PROBLEM TO SOLVE:
Return each line of the data below verbatim; pictures are to be left out.

THE INPUT:
Start

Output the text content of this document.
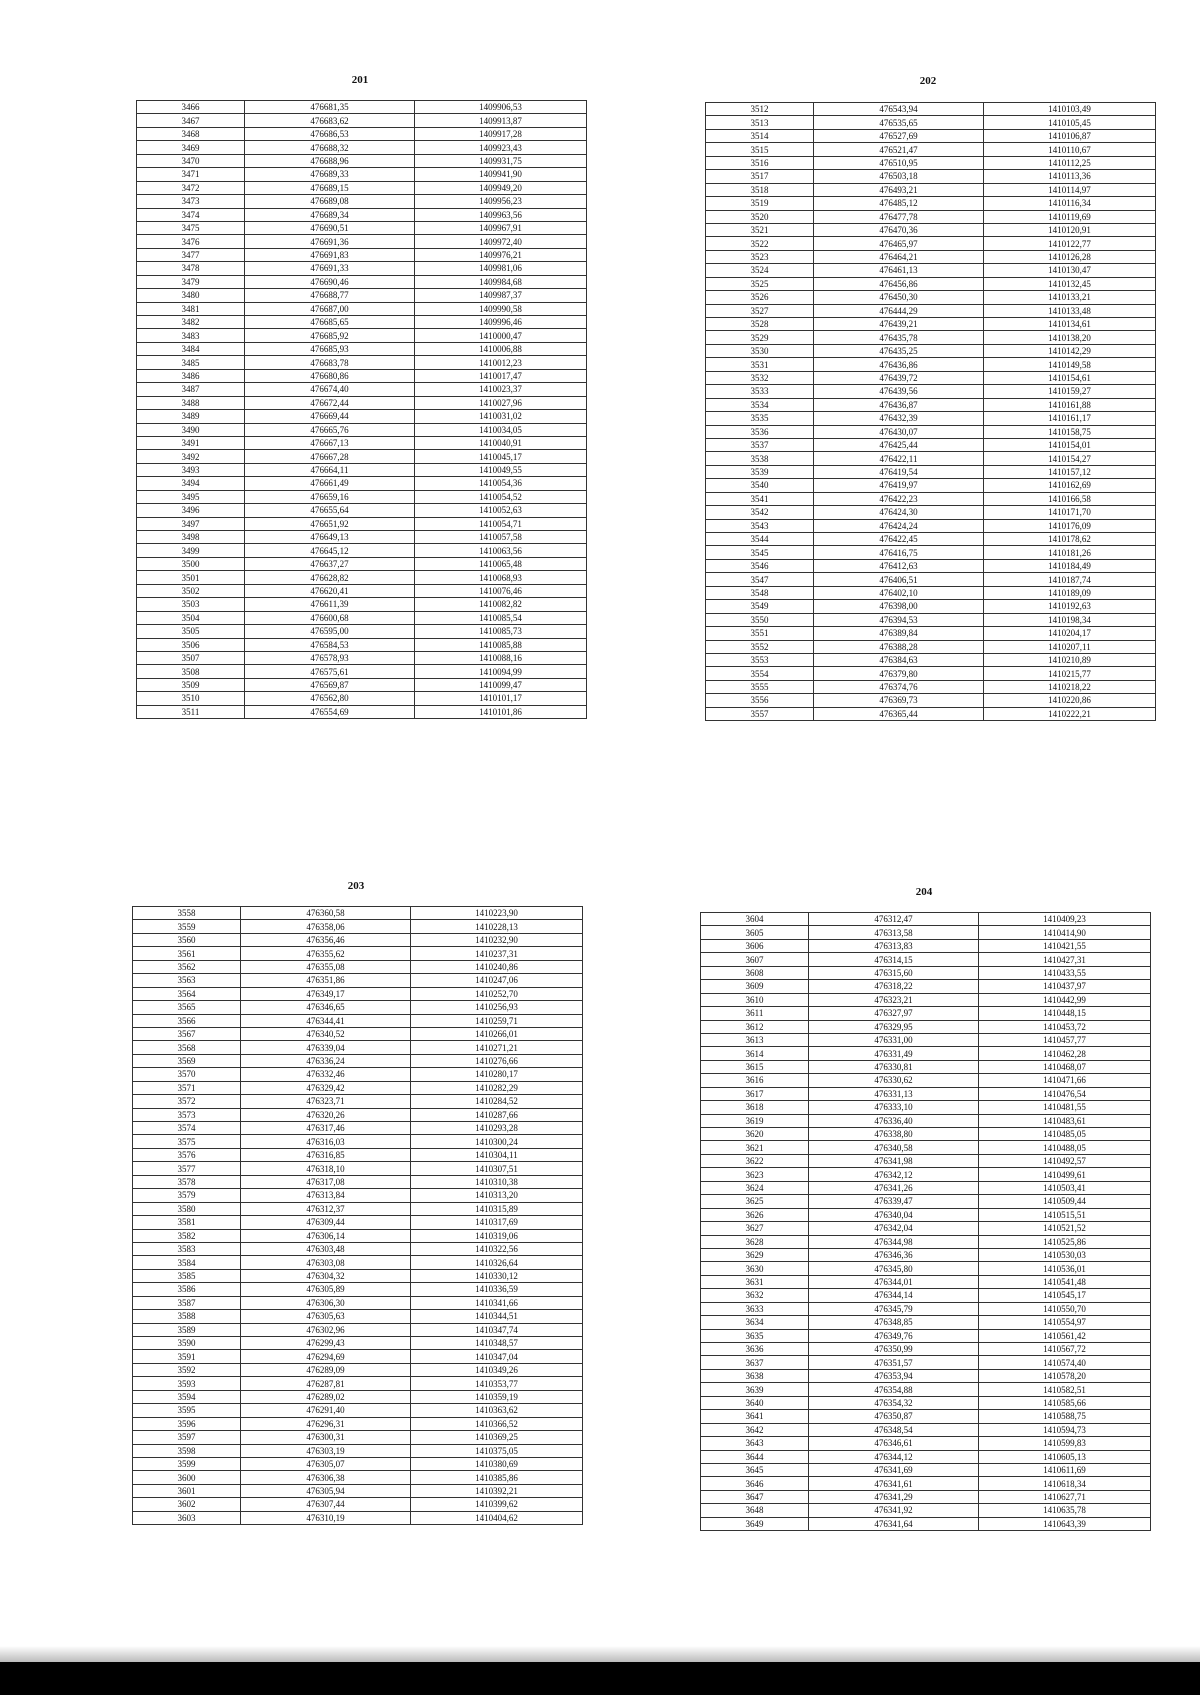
201
3466	476681,35	1409906,53
3467	476683,62	1409913,87
3468	476686,53	1409917,28
3469	476688,32	1409923,43
3470	476688,96	1409931,75
3471	476689,33	1409941,90
3472	476689,15	1409949,20
3473	476689,08	1409956,23
3474	476689,34	1409963,56
3475	476690,51	1409967,91
3476	476691,36	1409972,40
3477	476691,83	1409976,21
3478	476691,33	1409981,06
3479	476690,46	1409984,68
3480	476688,77	1409987,37
3481	476687,00	1409990,58
3482	476685,65	1409996,46
3483	476685,92	1410000,47
3484	476685,93	1410006,88
3485	476683,78	1410012,23
3486	476680,86	1410017,47
3487	476674,40	1410023,37
3488	476672,44	1410027,96
3489	476669,44	1410031,02
3490	476665,76	1410034,05
3491	476667,13	1410040,91
3492	476667,28	1410045,17
3493	476664,11	1410049,55
3494	476661,49	1410054,36
3495	476659,16	1410054,52
3496	476655,64	1410052,63
3497	476651,92	1410054,71
3498	476649,13	1410057,58
3499	476645,12	1410063,56
3500	476637,27	1410065,48
3501	476628,82	1410068,93
3502	476620,41	1410076,46
3503	476611,39	1410082,82
3504	476600,68	1410085,54
3505	476595,00	1410085,73
3506	476584,53	1410085,88
3507	476578,93	1410088,16
3508	476575,61	1410094,99
3509	476569,87	1410099,47
3510	476562,80	1410101,17
3511	476554,69	1410101,86
202
3512	476543,94	1410103,49
3513	476535,65	1410105,45
3514	476527,69	1410106,87
3515	476521,47	1410110,67
3516	476510,95	1410112,25
3517	476503,18	1410113,36
3518	476493,21	1410114,97
3519	476485,12	1410116,34
3520	476477,78	1410119,69
3521	476470,36	1410120,91
3522	476465,97	1410122,77
3523	476464,21	1410126,28
3524	476461,13	1410130,47
3525	476456,86	1410132,45
3526	476450,30	1410133,21
3527	476444,29	1410133,48
3528	476439,21	1410134,61
3529	476435,78	1410138,20
3530	476435,25	1410142,29
3531	476436,86	1410149,58
3532	476439,72	1410154,61
3533	476439,56	1410159,27
3534	476436,87	1410161,88
3535	476432,39	1410161,17
3536	476430,07	1410158,75
3537	476425,44	1410154,01
3538	476422,11	1410154,27
3539	476419,54	1410157,12
3540	476419,97	1410162,69
3541	476422,23	1410166,58
3542	476424,30	1410171,70
3543	476424,24	1410176,09
3544	476422,45	1410178,62
3545	476416,75	1410181,26
3546	476412,63	1410184,49
3547	476406,51	1410187,74
3548	476402,10	1410189,09
3549	476398,00	1410192,63
3550	476394,53	1410198,34
3551	476389,84	1410204,17
3552	476388,28	1410207,11
3553	476384,63	1410210,89
3554	476379,80	1410215,77
3555	476374,76	1410218,22
3556	476369,73	1410220,86
3557	476365,44	1410222,21
203
3558	476360,58	1410223,90
3559	476358,06	1410228,13
3560	476356,46	1410232,90
3561	476355,62	1410237,31
3562	476355,08	1410240,86
3563	476351,86	1410247,06
3564	476349,17	1410252,70
3565	476346,65	1410256,93
3566	476344,41	1410259,71
3567	476340,52	1410266,01
3568	476339,04	1410271,21
3569	476336,24	1410276,66
3570	476332,46	1410280,17
3571	476329,42	1410282,29
3572	476323,71	1410284,52
3573	476320,26	1410287,66
3574	476317,46	1410293,28
3575	476316,03	1410300,24
3576	476316,85	1410304,11
3577	476318,10	1410307,51
3578	476317,08	1410310,38
3579	476313,84	1410313,20
3580	476312,37	1410315,89
3581	476309,44	1410317,69
3582	476306,14	1410319,06
3583	476303,48	1410322,56
3584	476303,08	1410326,64
3585	476304,32	1410330,12
3586	476305,89	1410336,59
3587	476306,30	1410341,66
3588	476305,63	1410344,51
3589	476302,96	1410347,74
3590	476299,43	1410348,57
3591	476294,69	1410347,04
3592	476289,09	1410349,26
3593	476287,81	1410353,77
3594	476289,02	1410359,19
3595	476291,40	1410363,62
3596	476296,31	1410366,52
3597	476300,31	1410369,25
3598	476303,19	1410375,05
3599	476305,07	1410380,69
3600	476306,38	1410385,86
3601	476305,94	1410392,21
3602	476307,44	1410399,62
3603	476310,19	1410404,62
204
3604	476312,47	1410409,23
3605	476313,58	1410414,90
3606	476313,83	1410421,55
3607	476314,15	1410427,31
3608	476315,60	1410433,55
3609	476318,22	1410437,97
3610	476323,21	1410442,99
3611	476327,97	1410448,15
3612	476329,95	1410453,72
3613	476331,00	1410457,77
3614	476331,49	1410462,28
3615	476330,81	1410468,07
3616	476330,62	1410471,66
3617	476331,13	1410476,54
3618	476333,10	1410481,55
3619	476336,40	1410483,61
3620	476338,80	1410485,05
3621	476340,58	1410488,05
3622	476341,98	1410492,57
3623	476342,12	1410499,61
3624	476341,26	1410503,41
3625	476339,47	1410509,44
3626	476340,04	1410515,51
3627	476342,04	1410521,52
3628	476344,98	1410525,86
3629	476346,36	1410530,03
3630	476345,80	1410536,01
3631	476344,01	1410541,48
3632	476344,14	1410545,17
3633	476345,79	1410550,70
3634	476348,85	1410554,97
3635	476349,76	1410561,42
3636	476350,99	1410567,72
3637	476351,57	1410574,40
3638	476353,94	1410578,20
3639	476354,88	1410582,51
3640	476354,32	1410585,66
3641	476350,87	1410588,75
3642	476348,54	1410594,73
3643	476346,61	1410599,83
3644	476344,12	1410605,13
3645	476341,69	1410611,69
3646	476341,61	1410618,34
3647	476341,29	1410627,71
3648	476341,92	1410635,78
3649	476341,64	1410643,39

End

EXERCISE RESULT:
Output the text content of this document.
201
3466	476681,35	1409906,53
3467	476683,62	1409913,87
3468	476686,53	1409917,28
3469	476688,32	1409923,43
3470	476688,96	1409931,75
3471	476689,33	1409941,90
3472	476689,15	1409949,20
3473	476689,08	1409956,23
3474	476689,34	1409963,56
3475	476690,51	1409967,91
3476	476691,36	1409972,40
3477	476691,83	1409976,21
3478	476691,33	1409981,06
3479	476690,46	1409984,68
3480	476688,77	1409987,37
3481	476687,00	1409990,58
3482	476685,65	1409996,46
3483	476685,92	1410000,47
3484	476685,93	1410006,88
3485	476683,78	1410012,23
3486	476680,86	1410017,47
3487	476674,40	1410023,37
3488	476672,44	1410027,96
3489	476669,44	1410031,02
3490	476665,76	1410034,05
3491	476667,13	1410040,91
3492	476667,28	1410045,17
3493	476664,11	1410049,55
3494	476661,49	1410054,36
3495	476659,16	1410054,52
3496	476655,64	1410052,63
3497	476651,92	1410054,71
3498	476649,13	1410057,58
3499	476645,12	1410063,56
3500	476637,27	1410065,48
3501	476628,82	1410068,93
3502	476620,41	1410076,46
3503	476611,39	1410082,82
3504	476600,68	1410085,54
3505	476595,00	1410085,73
3506	476584,53	1410085,88
3507	476578,93	1410088,16
3508	476575,61	1410094,99
3509	476569,87	1410099,47
3510	476562,80	1410101,17
3511	476554,69	1410101,86
202
3512	476543,94	1410103,49
3513	476535,65	1410105,45
3514	476527,69	1410106,87
3515	476521,47	1410110,67
3516	476510,95	1410112,25
3517	476503,18	1410113,36
3518	476493,21	1410114,97
3519	476485,12	1410116,34
3520	476477,78	1410119,69
3521	476470,36	1410120,91
3522	476465,97	1410122,77
3523	476464,21	1410126,28
3524	476461,13	1410130,47
3525	476456,86	1410132,45
3526	476450,30	1410133,21
3527	476444,29	1410133,48
3528	476439,21	1410134,61
3529	476435,78	1410138,20
3530	476435,25	1410142,29
3531	476436,86	1410149,58
3532	476439,72	1410154,61
3533	476439,56	1410159,27
3534	476436,87	1410161,88
3535	476432,39	1410161,17
3536	476430,07	1410158,75
3537	476425,44	1410154,01
3538	476422,11	1410154,27
3539	476419,54	1410157,12
3540	476419,97	1410162,69
3541	476422,23	1410166,58
3542	476424,30	1410171,70
3543	476424,24	1410176,09
3544	476422,45	1410178,62
3545	476416,75	1410181,26
3546	476412,63	1410184,49
3547	476406,51	1410187,74
3548	476402,10	1410189,09
3549	476398,00	1410192,63
3550	476394,53	1410198,34
3551	476389,84	1410204,17
3552	476388,28	1410207,11
3553	476384,63	1410210,89
3554	476379,80	1410215,77
3555	476374,76	1410218,22
3556	476369,73	1410220,86
3557	476365,44	1410222,21
203
3558	476360,58	1410223,90
3559	476358,06	1410228,13
3560	476356,46	1410232,90
3561	476355,62	1410237,31
3562	476355,08	1410240,86
3563	476351,86	1410247,06
3564	476349,17	1410252,70
3565	476346,65	1410256,93
3566	476344,41	1410259,71
3567	476340,52	1410266,01
3568	476339,04	1410271,21
3569	476336,24	1410276,66
3570	476332,46	1410280,17
3571	476329,42	1410282,29
3572	476323,71	1410284,52
3573	476320,26	1410287,66
3574	476317,46	1410293,28
3575	476316,03	1410300,24
3576	476316,85	1410304,11
3577	476318,10	1410307,51
3578	476317,08	1410310,38
3579	476313,84	1410313,20
3580	476312,37	1410315,89
3581	476309,44	1410317,69
3582	476306,14	1410319,06
3583	476303,48	1410322,56
3584	476303,08	1410326,64
3585	476304,32	1410330,12
3586	476305,89	1410336,59
3587	476306,30	1410341,66
3588	476305,63	1410344,51
3589	476302,96	1410347,74
3590	476299,43	1410348,57
3591	476294,69	1410347,04
3592	476289,09	1410349,26
3593	476287,81	1410353,77
3594	476289,02	1410359,19
3595	476291,40	1410363,62
3596	476296,31	1410366,52
3597	476300,31	1410369,25
3598	476303,19	1410375,05
3599	476305,07	1410380,69
3600	476306,38	1410385,86
3601	476305,94	1410392,21
3602	476307,44	1410399,62
3603	476310,19	1410404,62
204
3604	476312,47	1410409,23
3605	476313,58	1410414,90
3606	476313,83	1410421,55
3607	476314,15	1410427,31
3608	476315,60	1410433,55
3609	476318,22	1410437,97
3610	476323,21	1410442,99
3611	476327,97	1410448,15
3612	476329,95	1410453,72
3613	476331,00	1410457,77
3614	476331,49	1410462,28
3615	476330,81	1410468,07
3616	476330,62	1410471,66
3617	476331,13	1410476,54
3618	476333,10	1410481,55
3619	476336,40	1410483,61
3620	476338,80	1410485,05
3621	476340,58	1410488,05
3622	476341,98	1410492,57
3623	476342,12	1410499,61
3624	476341,26	1410503,41
3625	476339,47	1410509,44
3626	476340,04	1410515,51
3627	476342,04	1410521,52
3628	476344,98	1410525,86
3629	476346,36	1410530,03
3630	476345,80	1410536,01
3631	476344,01	1410541,48
3632	476344,14	1410545,17
3633	476345,79	1410550,70
3634	476348,85	1410554,97
3635	476349,76	1410561,42
3636	476350,99	1410567,72
3637	476351,57	1410574,40
3638	476353,94	1410578,20
3639	476354,88	1410582,51
3640	476354,32	1410585,66
3641	476350,87	1410588,75
3642	476348,54	1410594,73
3643	476346,61	1410599,83
3644	476344,12	1410605,13
3645	476341,69	1410611,69
3646	476341,61	1410618,34
3647	476341,29	1410627,71
3648	476341,92	1410635,78
3649	476341,64	1410643,39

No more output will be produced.